— begin RECORDS SHOWN —

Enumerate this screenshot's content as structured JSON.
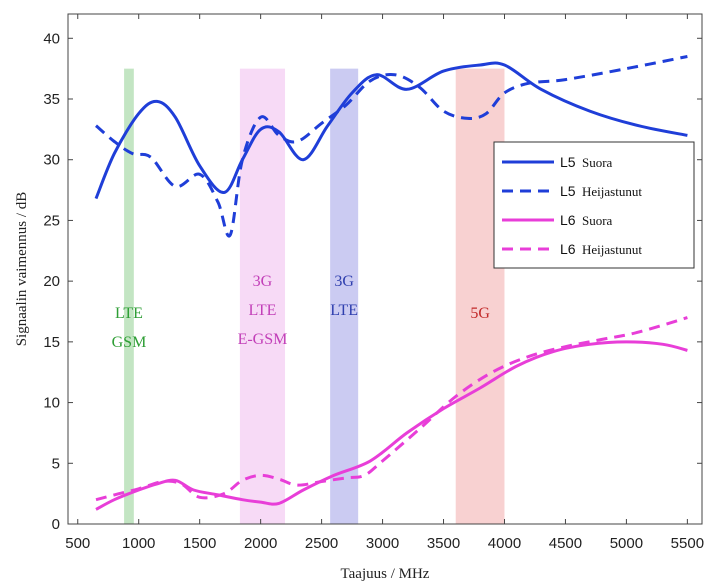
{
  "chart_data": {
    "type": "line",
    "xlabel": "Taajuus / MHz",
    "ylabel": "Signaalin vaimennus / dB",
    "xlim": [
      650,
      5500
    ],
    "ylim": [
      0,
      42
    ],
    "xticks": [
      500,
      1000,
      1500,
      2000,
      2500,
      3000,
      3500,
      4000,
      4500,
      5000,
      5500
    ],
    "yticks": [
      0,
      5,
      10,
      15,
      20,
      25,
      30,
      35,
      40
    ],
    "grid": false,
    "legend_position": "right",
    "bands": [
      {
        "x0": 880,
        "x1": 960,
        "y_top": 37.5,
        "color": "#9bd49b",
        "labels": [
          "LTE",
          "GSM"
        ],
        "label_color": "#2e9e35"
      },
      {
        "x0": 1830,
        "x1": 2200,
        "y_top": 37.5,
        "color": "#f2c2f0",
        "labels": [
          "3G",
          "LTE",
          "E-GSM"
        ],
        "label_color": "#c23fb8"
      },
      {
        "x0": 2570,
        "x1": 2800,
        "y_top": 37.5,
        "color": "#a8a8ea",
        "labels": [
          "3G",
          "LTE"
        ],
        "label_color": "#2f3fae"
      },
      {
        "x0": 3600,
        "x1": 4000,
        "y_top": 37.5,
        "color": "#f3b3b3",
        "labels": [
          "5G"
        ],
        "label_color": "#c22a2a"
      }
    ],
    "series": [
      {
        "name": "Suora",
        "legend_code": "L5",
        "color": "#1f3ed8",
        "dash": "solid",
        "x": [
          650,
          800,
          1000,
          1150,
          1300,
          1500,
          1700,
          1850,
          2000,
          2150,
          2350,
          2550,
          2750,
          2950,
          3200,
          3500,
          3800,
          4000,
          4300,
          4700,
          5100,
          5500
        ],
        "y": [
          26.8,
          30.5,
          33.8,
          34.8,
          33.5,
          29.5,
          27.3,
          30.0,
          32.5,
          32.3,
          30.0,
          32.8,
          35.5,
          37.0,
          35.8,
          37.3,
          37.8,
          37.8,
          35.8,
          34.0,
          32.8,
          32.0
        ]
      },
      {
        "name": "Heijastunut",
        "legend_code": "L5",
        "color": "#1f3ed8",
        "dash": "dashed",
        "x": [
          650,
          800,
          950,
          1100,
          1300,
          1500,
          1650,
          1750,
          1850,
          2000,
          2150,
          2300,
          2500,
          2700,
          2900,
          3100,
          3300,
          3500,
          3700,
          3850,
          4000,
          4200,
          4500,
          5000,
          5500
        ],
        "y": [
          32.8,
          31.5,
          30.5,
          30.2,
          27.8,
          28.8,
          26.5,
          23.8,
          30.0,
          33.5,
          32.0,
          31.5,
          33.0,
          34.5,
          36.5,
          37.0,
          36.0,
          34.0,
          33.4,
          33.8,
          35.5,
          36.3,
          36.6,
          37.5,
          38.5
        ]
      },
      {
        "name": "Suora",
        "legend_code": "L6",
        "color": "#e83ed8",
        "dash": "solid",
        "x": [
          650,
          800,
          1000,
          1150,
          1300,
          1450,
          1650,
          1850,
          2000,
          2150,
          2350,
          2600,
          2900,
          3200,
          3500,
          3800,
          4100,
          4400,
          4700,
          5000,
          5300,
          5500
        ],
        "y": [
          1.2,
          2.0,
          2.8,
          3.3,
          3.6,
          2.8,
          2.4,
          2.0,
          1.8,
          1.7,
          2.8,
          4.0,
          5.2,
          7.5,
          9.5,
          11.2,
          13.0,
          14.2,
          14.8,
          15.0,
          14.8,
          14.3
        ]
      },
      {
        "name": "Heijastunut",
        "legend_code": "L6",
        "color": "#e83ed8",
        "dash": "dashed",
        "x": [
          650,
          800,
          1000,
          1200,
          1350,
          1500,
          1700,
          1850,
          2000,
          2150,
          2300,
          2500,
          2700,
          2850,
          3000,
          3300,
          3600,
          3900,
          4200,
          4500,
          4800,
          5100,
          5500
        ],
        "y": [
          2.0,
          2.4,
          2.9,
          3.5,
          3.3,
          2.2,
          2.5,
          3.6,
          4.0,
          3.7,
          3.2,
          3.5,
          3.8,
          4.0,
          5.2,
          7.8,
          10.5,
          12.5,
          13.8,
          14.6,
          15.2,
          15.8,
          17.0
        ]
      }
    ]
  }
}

— end RECORDS SHOWN —

The data above should be repeated exactly, minus any pictures.

Enumerate this screenshot's content as structured JSON.
{
  "chart_data": {
    "type": "line",
    "xlabel": "Taajuus / MHz",
    "ylabel": "Signaalin vaimennus / dB",
    "xlim": [
      650,
      5500
    ],
    "ylim": [
      0,
      42
    ],
    "xticks": [
      500,
      1000,
      1500,
      2000,
      2500,
      3000,
      3500,
      4000,
      4500,
      5000,
      5500
    ],
    "yticks": [
      0,
      5,
      10,
      15,
      20,
      25,
      30,
      35,
      40
    ],
    "grid": false,
    "legend_position": "right",
    "bands": [
      {
        "x0": 880,
        "x1": 960,
        "y_top": 37.5,
        "color": "#9bd49b",
        "labels": [
          "LTE",
          "GSM"
        ],
        "label_color": "#2e9e35"
      },
      {
        "x0": 1830,
        "x1": 2200,
        "y_top": 37.5,
        "color": "#f2c2f0",
        "labels": [
          "3G",
          "LTE",
          "E-GSM"
        ],
        "label_color": "#c23fb8"
      },
      {
        "x0": 2570,
        "x1": 2800,
        "y_top": 37.5,
        "color": "#a8a8ea",
        "labels": [
          "3G",
          "LTE"
        ],
        "label_color": "#2f3fae"
      },
      {
        "x0": 3600,
        "x1": 4000,
        "y_top": 37.5,
        "color": "#f3b3b3",
        "labels": [
          "5G"
        ],
        "label_color": "#c22a2a"
      }
    ],
    "series": [
      {
        "name": "Suora",
        "legend_code": "L5",
        "color": "#1f3ed8",
        "dash": "solid",
        "x": [
          650,
          800,
          1000,
          1150,
          1300,
          1500,
          1700,
          1850,
          2000,
          2150,
          2350,
          2550,
          2750,
          2950,
          3200,
          3500,
          3800,
          4000,
          4300,
          4700,
          5100,
          5500
        ],
        "y": [
          26.8,
          30.5,
          33.8,
          34.8,
          33.5,
          29.5,
          27.3,
          30.0,
          32.5,
          32.3,
          30.0,
          32.8,
          35.5,
          37.0,
          35.8,
          37.3,
          37.8,
          37.8,
          35.8,
          34.0,
          32.8,
          32.0
        ]
      },
      {
        "name": "Heijastunut",
        "legend_code": "L5",
        "color": "#1f3ed8",
        "dash": "dashed",
        "x": [
          650,
          800,
          950,
          1100,
          1300,
          1500,
          1650,
          1750,
          1850,
          2000,
          2150,
          2300,
          2500,
          2700,
          2900,
          3100,
          3300,
          3500,
          3700,
          3850,
          4000,
          4200,
          4500,
          5000,
          5500
        ],
        "y": [
          32.8,
          31.5,
          30.5,
          30.2,
          27.8,
          28.8,
          26.5,
          23.8,
          30.0,
          33.5,
          32.0,
          31.5,
          33.0,
          34.5,
          36.5,
          37.0,
          36.0,
          34.0,
          33.4,
          33.8,
          35.5,
          36.3,
          36.6,
          37.5,
          38.5
        ]
      },
      {
        "name": "Suora",
        "legend_code": "L6",
        "color": "#e83ed8",
        "dash": "solid",
        "x": [
          650,
          800,
          1000,
          1150,
          1300,
          1450,
          1650,
          1850,
          2000,
          2150,
          2350,
          2600,
          2900,
          3200,
          3500,
          3800,
          4100,
          4400,
          4700,
          5000,
          5300,
          5500
        ],
        "y": [
          1.2,
          2.0,
          2.8,
          3.3,
          3.6,
          2.8,
          2.4,
          2.0,
          1.8,
          1.7,
          2.8,
          4.0,
          5.2,
          7.5,
          9.5,
          11.2,
          13.0,
          14.2,
          14.8,
          15.0,
          14.8,
          14.3
        ]
      },
      {
        "name": "Heijastunut",
        "legend_code": "L6",
        "color": "#e83ed8",
        "dash": "dashed",
        "x": [
          650,
          800,
          1000,
          1200,
          1350,
          1500,
          1700,
          1850,
          2000,
          2150,
          2300,
          2500,
          2700,
          2850,
          3000,
          3300,
          3600,
          3900,
          4200,
          4500,
          4800,
          5100,
          5500
        ],
        "y": [
          2.0,
          2.4,
          2.9,
          3.5,
          3.3,
          2.2,
          2.5,
          3.6,
          4.0,
          3.7,
          3.2,
          3.5,
          3.8,
          4.0,
          5.2,
          7.8,
          10.5,
          12.5,
          13.8,
          14.6,
          15.2,
          15.8,
          17.0
        ]
      }
    ]
  }
}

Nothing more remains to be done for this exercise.